## Task instructions
Where a line holds the string "针灸推拿学专业", return that line.

## Dataset entries
►
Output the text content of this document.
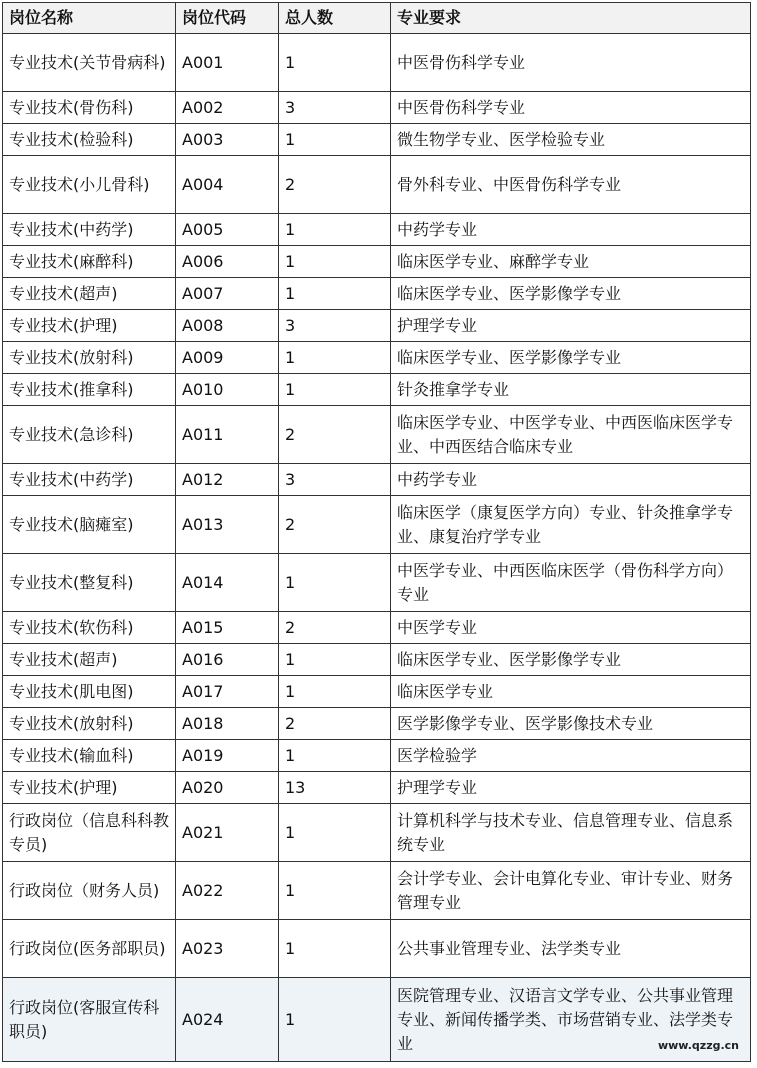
岗位名称	岗位代码	总人数	专业要求
专业技术(关节骨病科)	A001	1	中医骨伤科学专业
专业技术(骨伤科)	A002	3	中医骨伤科学专业
专业技术(检验科)	A003	1	微生物学专业、医学检验专业
专业技术(小儿骨科)	A004	2	骨外科专业、中医骨伤科学专业
专业技术(中药学)	A005	1	中药学专业
专业技术(麻醉科)	A006	1	临床医学专业、麻醉学专业
专业技术(超声)	A007	1	临床医学专业、医学影像学专业
专业技术(护理)	A008	3	护理学专业
专业技术(放射科)	A009	1	临床医学专业、医学影像学专业
专业技术(推拿科)	A010	1	针灸推拿学专业
专业技术(急诊科)	A011	2	临床医学专业、中医学专业、中西医临床医学专业、中西医结合临床专业
专业技术(中药学)	A012	3	中药学专业
专业技术(脑瘫室)	A013	2	临床医学（康复医学方向）专业、针灸推拿学专业、康复治疗学专业
专业技术(整复科)	A014	1	中医学专业、中西医临床医学（骨伤科学方向）专业
专业技术(软伤科)	A015	2	中医学专业
专业技术(超声)	A016	1	临床医学专业、医学影像学专业
专业技术(肌电图)	A017	1	临床医学专业
专业技术(放射科)	A018	2	医学影像学专业、医学影像技术专业
专业技术(输血科)	A019	1	医学检验学
专业技术(护理)	A020	13	护理学专业
行政岗位（信息科科教专员)	A021	1	计算机科学与技术专业、信息管理专业、信息系统专业
行政岗位（财务人员)	A022	1	会计学专业、会计电算化专业、审计专业、财务管理专业
行政岗位(医务部职员)	A023	1	公共事业管理专业、法学类专业
行政岗位(客服宣传科职员)	A024	1	医院管理专业、汉语言文学专业、公共事业管理专业、新闻传播学类、市场营销专业、法学类专业	www.qzzg.cn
◄
## Worked answer
专业技术(推拿科)	A010	1	针灸推拿学专业
专业技术(脑瘫室)	A013	2	临床医学（康复医学方向）专业、针灸推拿学专业、康复治疗学专业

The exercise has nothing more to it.